The New Mexico Public Education Department overhaul has been targeted at raising standards. But some critics say the bar may have been raised too high and too quickly. As a result some parents are opting their children out of state mandated tests.

Volunteering as a teacher assistant in her daughters’ classrooms over the past 11 years  Magaret Sanchez Maes has been able to get an insider’s look at public education.

“I have seen the magic that happens in the classroom, magic. It is awesome because I got to see it everyday. ” she says

But little by little with each one of her three daughters…she noticed engaging lessons becoming something else entirely.  

“Instead of these great  things that can happen in classrooms they are focusing more on this testing and it is just not one test during testing week” she says

The frequency of state-mandated testing and the amount of class time being spent on testing instruction began affecting her daughters’ enthusiasm, happiness and well being at school.

Sanchez and her husband were particularly concerned about her oldest child, who was being considered for scholarships at some of the finest universities in the country- like Stanford, Yale, MIT, and Columbia University.

“She was very stressed out and worried and she got to the point- where she really was saying  I don’t want to do this  any more, I don’t want to do this any more, I wish I could just be opted out.” she says

Sanchez and her husband began speaking to their kids’ teachers and questioning all the standardized testing.

“These scores don’t matter" she says "The only scores, that we need to really score good on are the PSAT, the SAT and the ACT. Because those determine  college scholar ships and college entrance."

__TO BE DONE__
- 1) According to the New Mexico testing article, how many years has Magaret Sanchez Maes volunteered as a teacher assistant in her daughters' classrooms?
- 2) Carry on writing the New Mexico testing article from its final quote.

__SUPPLIED DATA__

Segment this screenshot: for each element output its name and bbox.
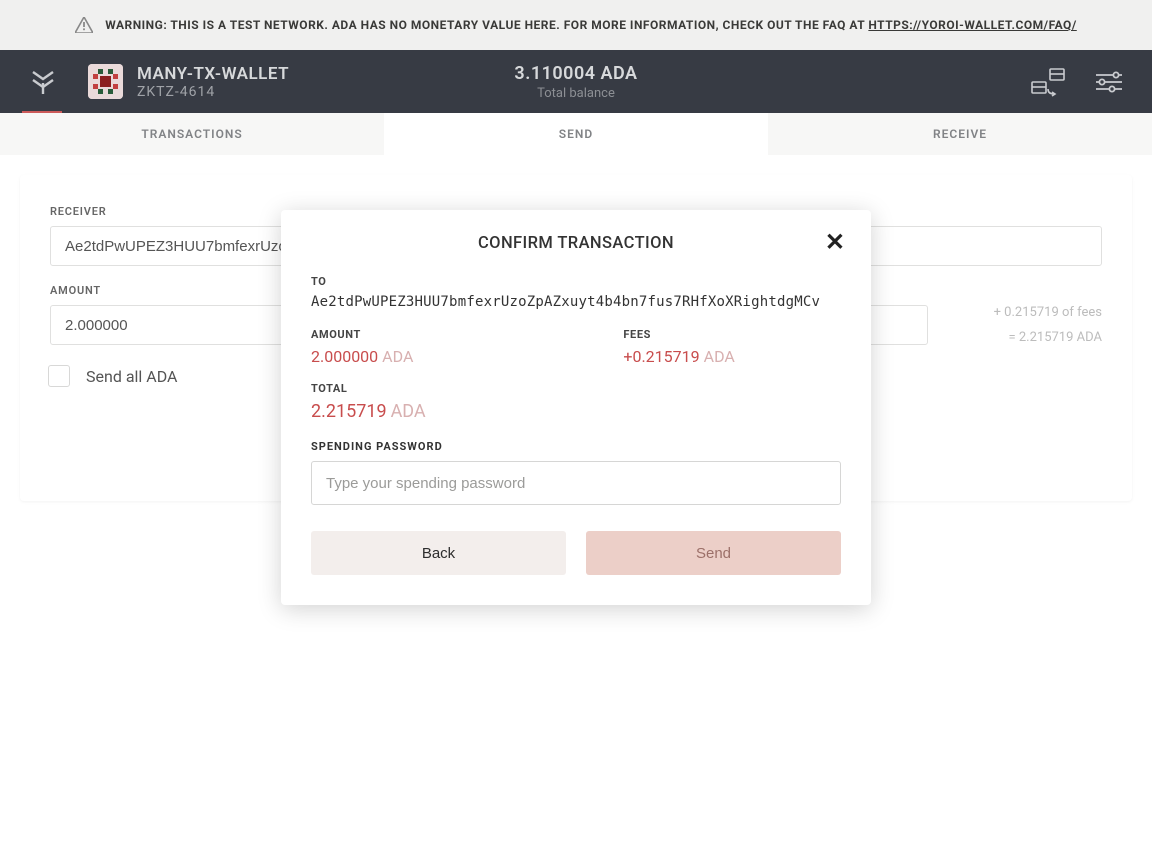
confirm-transaction-modal: CONFIRM TRANSACTION ✕ TO Ae2tdPwUPEZ3HUU… [281, 210, 871, 605]
modal-title: CONFIRM TRANSACTION [311, 234, 841, 253]
back-button[interactable]: Back [311, 531, 566, 575]
amount-value: 2.000000 [311, 347, 378, 366]
fees-unit: ADA [704, 347, 735, 366]
fees-label: FEES [623, 328, 734, 341]
fees-value: +0.215719 [623, 347, 699, 366]
total-value: 2.215719 [311, 401, 387, 422]
to-label: TO [311, 275, 841, 288]
total-unit: ADA [391, 401, 426, 422]
spending-password-label: SPENDING PASSWORD [311, 440, 841, 453]
amount-label-modal: AMOUNT [311, 328, 413, 341]
to-address: Ae2tdPwUPEZ3HUU7bmfexrUzoZpAZxuyt4b4bn7f… [311, 294, 841, 310]
send-button[interactable]: Send [586, 531, 841, 575]
total-label: TOTAL [311, 382, 841, 395]
amount-unit: ADA [382, 347, 413, 366]
modal-overlay: CONFIRM TRANSACTION ✕ TO Ae2tdPwUPEZ3HUU… [0, 0, 1152, 847]
close-icon[interactable]: ✕ [825, 230, 845, 254]
spending-password-input[interactable] [311, 461, 841, 505]
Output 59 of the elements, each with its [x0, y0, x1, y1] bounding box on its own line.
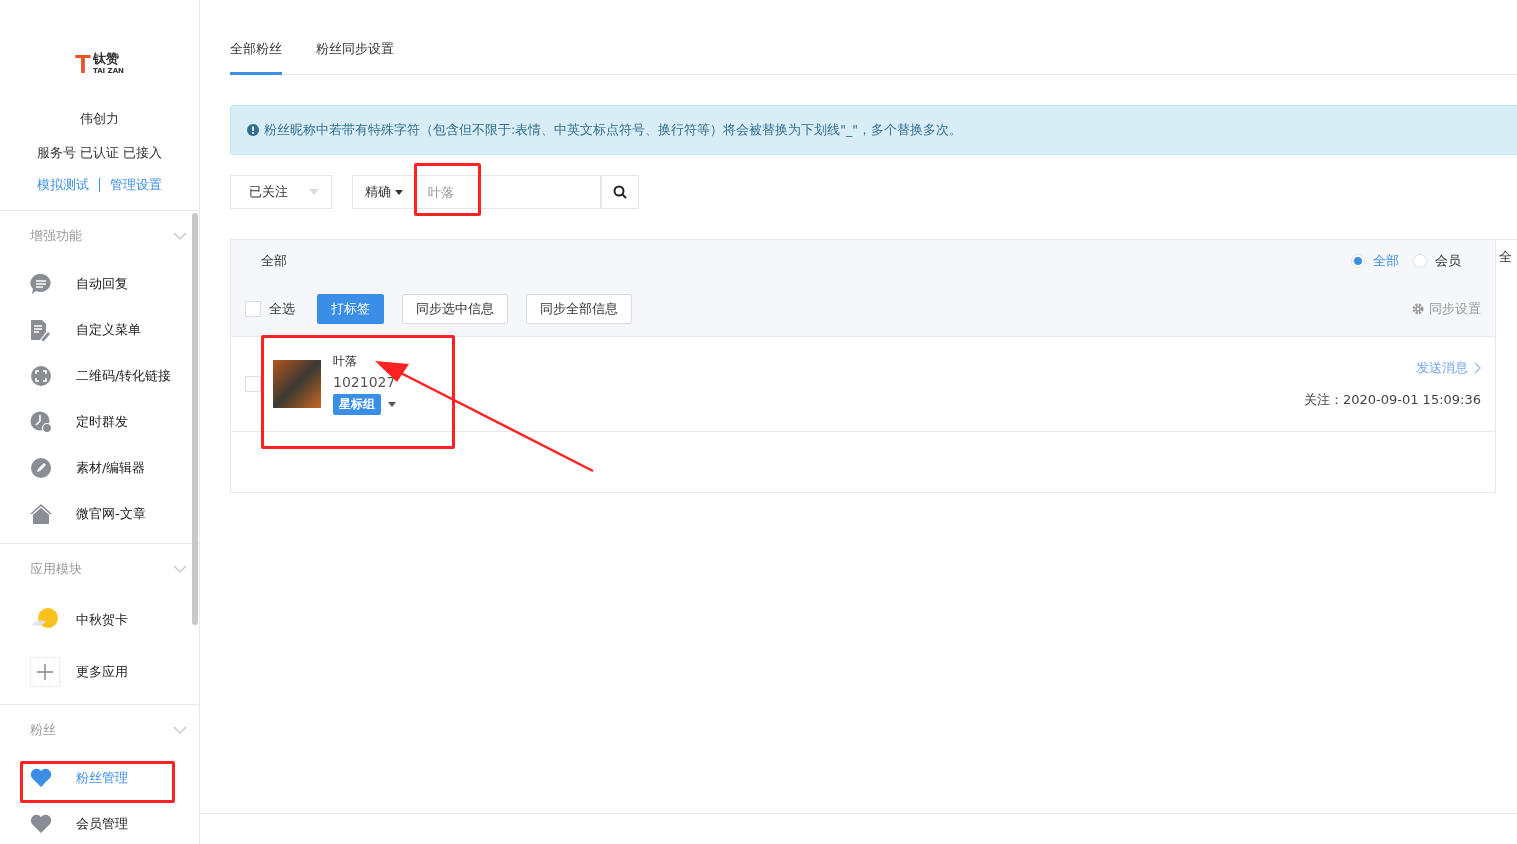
- chevron-right-icon: [1474, 362, 1481, 374]
- clock-icon: [30, 411, 52, 433]
- nav-item[interactable]: 会员管理: [0, 801, 199, 844]
- search-button[interactable]: [601, 175, 639, 209]
- nav-item[interactable]: 自定义菜单: [0, 307, 199, 353]
- caret-down-icon[interactable]: [388, 402, 396, 407]
- nav-item[interactable]: 定时群发: [0, 399, 199, 445]
- radio-circle[interactable]: [1351, 254, 1365, 268]
- radio-circle[interactable]: [1413, 254, 1427, 268]
- tab[interactable]: 粉丝同步设置: [316, 40, 394, 75]
- toolbar-button[interactable]: 同步选中信息: [402, 294, 508, 324]
- account-name: 伟创力: [79, 110, 120, 128]
- radio-option[interactable]: 会员: [1413, 252, 1461, 270]
- chevron-down-icon: [173, 726, 187, 734]
- nav-item[interactable]: 中秋贺卡: [0, 594, 199, 646]
- follow-time: 关注：2020-09-01 15:09:36: [1303, 391, 1481, 409]
- heart-icon: [30, 814, 52, 834]
- account-status: 服务号 已认证 已接入: [35, 144, 164, 162]
- tab[interactable]: 全部粉丝: [230, 40, 282, 75]
- checkbox[interactable]: [245, 301, 261, 317]
- document-edit-icon: [30, 319, 50, 341]
- search-field[interactable]: 叶落: [416, 175, 601, 209]
- nav-item[interactable]: 自动回复: [0, 261, 199, 307]
- match-mode-dropdown[interactable]: 精确: [352, 175, 416, 209]
- pencil-circle-icon: [30, 457, 52, 479]
- notice-text: 粉丝昵称中若带有特殊字符（包含但不限于:表情、中英文标点符号、换行符等）将会被替换为下划线"_"，多个替换多次。: [264, 121, 962, 139]
- account-link[interactable]: 模拟测试: [37, 176, 89, 194]
- fan-name: 叶落: [333, 353, 358, 370]
- nav-item[interactable]: 素材/编辑器: [0, 445, 199, 491]
- chevron-down-icon: [173, 232, 187, 240]
- caret-down-icon: [395, 189, 403, 195]
- nav-item[interactable]: 微官网-文章: [0, 491, 199, 537]
- nav-group-title: 应用模块: [30, 560, 82, 578]
- nav-item[interactable]: 更多应用: [0, 646, 199, 698]
- nav-item[interactable]: 二维码/转化链接: [0, 353, 199, 399]
- status-dropdown[interactable]: 已关注: [230, 175, 332, 209]
- heart-icon: [30, 768, 52, 788]
- filter-label: 全部: [261, 252, 287, 270]
- nav-item[interactable]: 粉丝管理: [0, 755, 199, 801]
- nav-group-title: 增强功能: [30, 227, 82, 245]
- scrollbar[interactable]: [192, 213, 198, 625]
- select-all-checkbox[interactable]: 全选: [245, 300, 295, 318]
- photo-placeholder: [273, 360, 321, 408]
- logo-mark: T: [75, 52, 91, 76]
- scan-circle-icon: [30, 365, 52, 387]
- side-panel-text: 全: [1499, 249, 1512, 264]
- house-icon: [30, 504, 52, 524]
- chat-bubble-icon: [30, 273, 52, 295]
- fan-id: 1021027: [333, 374, 396, 390]
- nav-group-title: 粉丝: [30, 721, 56, 739]
- plus-icon: [30, 657, 60, 687]
- info-icon: [247, 124, 259, 136]
- checkbox[interactable]: [245, 376, 261, 392]
- chevron-down-icon: [173, 565, 187, 573]
- account-link[interactable]: 管理设置: [110, 176, 162, 194]
- logo-name: 钛赞: [92, 52, 120, 66]
- toolbar-button[interactable]: 同步全部信息: [526, 294, 632, 324]
- search-icon: [613, 185, 627, 199]
- caret-down-icon: [309, 189, 319, 195]
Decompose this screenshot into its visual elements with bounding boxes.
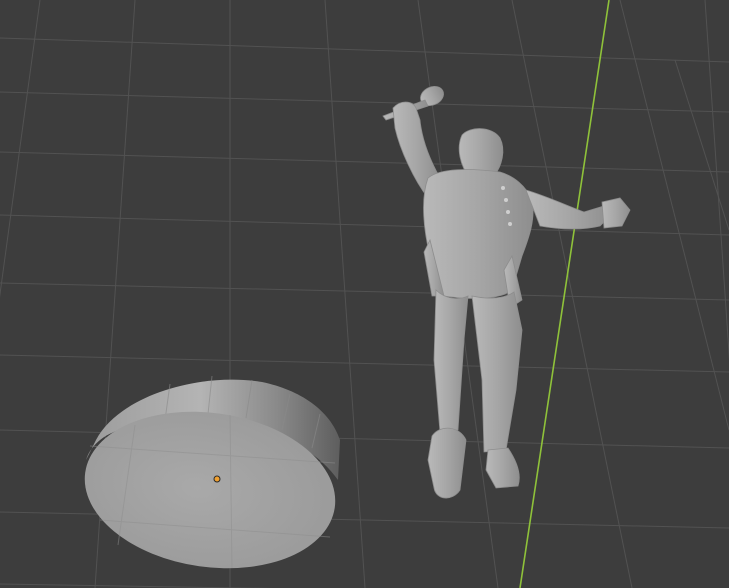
viewport-canvas[interactable] <box>0 0 729 588</box>
y-axis-line <box>519 0 610 588</box>
3d-viewport[interactable] <box>0 0 729 588</box>
statue-mesh[interactable] <box>382 83 631 499</box>
cylinder-mesh[interactable] <box>75 375 346 584</box>
object-origin-dot <box>213 475 221 483</box>
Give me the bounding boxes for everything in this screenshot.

__ANSWERS TO THE PROBLEMS__
- 1) 11 years.

- 2)
So Sanchez met with administrators at Las Cruces Public Schools and formally opted her daughters out of all of the tests they could.

“Experience was it was a talk to say all the negative things  that you were doing to yourself and your school and your child by opting out 

Las Cruces Public Schools director of assessment Tim Hand says when parents opt students out of a test the student risks falling short of the requirements needed for high school graduation.

“That it will affect the type of diploma that student can receive” he says

And for the school and the districts fewer students taking the tests leads to an unreliable measure of where improvements need to be made in the curriculum.

“The primary focus of education is too identify where a student is in their student progression and then determine whether there is growth or not and then make some adjustments to their curriculum  and their instruction based on that.” he says

http://www.youtube.com/watch?v=OLf6ddQHtso&feature=youtu.be

But Kathy Korte of Stand4KidsNM says districts’ reluctance to accommodate parents opting their children out of testing illustrates the top down management of public education.

“If fewer than 95% of kids take this test- you will lose your funding and that is a big fat lie but it is that fear that gets pushed from Santa Fe down to the districts. So they are scared to give parents that option so a lot of parents don’t even know.” she says

Korte says it is left to parents to push for change.  On its website Stand4kidsNM lists the tests that parents can opt their kids out of without affecting high school graduation.

“Don’t let fear keep you doing what is right for your kids” she says

Sanchez says all of her daughters have aspirations to attend universities.

So they still have to take a lot of the state-mandated tests, as well as college entrance tests.- But she says the issue goes beyond her children.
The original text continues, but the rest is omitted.